- **EXERCISE**: Each line holding the word "trade" counts once; give the total and nothing more.

### RECORDS SUPPLIED

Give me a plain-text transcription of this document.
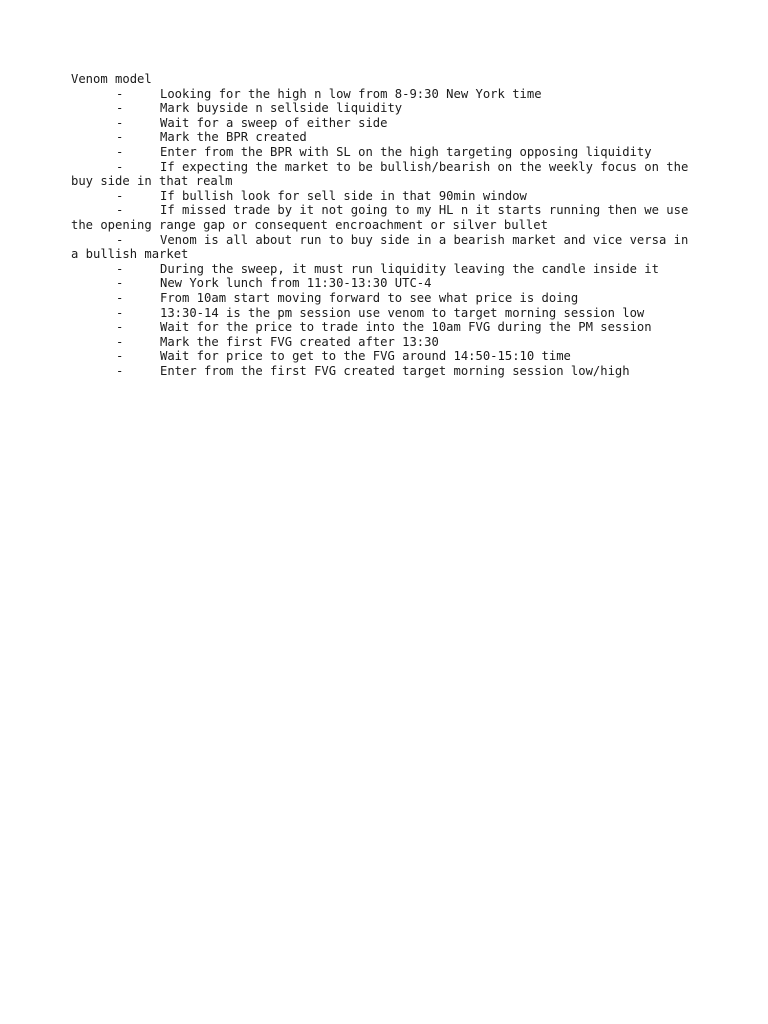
Venom model
-	Looking for the high n low from 8-9:30 New York time
-	Mark buyside n sellside liquidity
-	Wait for a sweep of either side
-	Mark the BPR created
-	Enter from the BPR with SL on the high targeting opposing liquidity
-	If expecting the market to be bullish/bearish on the weekly focus on the buy side in that realm
-	If bullish look for sell side in that 90min window
-	If missed trade by it not going to my HL n it starts running then we use the opening range gap or consequent encroachment or silver bullet
-	Venom is all about run to buy side in a bearish market and vice versa in a bullish market
-	During the sweep, it must run liquidity leaving the candle inside it
-	New York lunch from 11:30-13:30 UTC-4
-	From 10am start moving forward to see what price is doing
-	13:30-14 is the pm session use venom to target morning session low
-	Wait for the price to trade into the 10am FVG during the PM session
-	Mark the first FVG created after 13:30
-	Wait for price to get to the FVG around 14:50-15:10 time
-	Enter from the first FVG created target morning session low/high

######

- **IN RESPONSE**: 2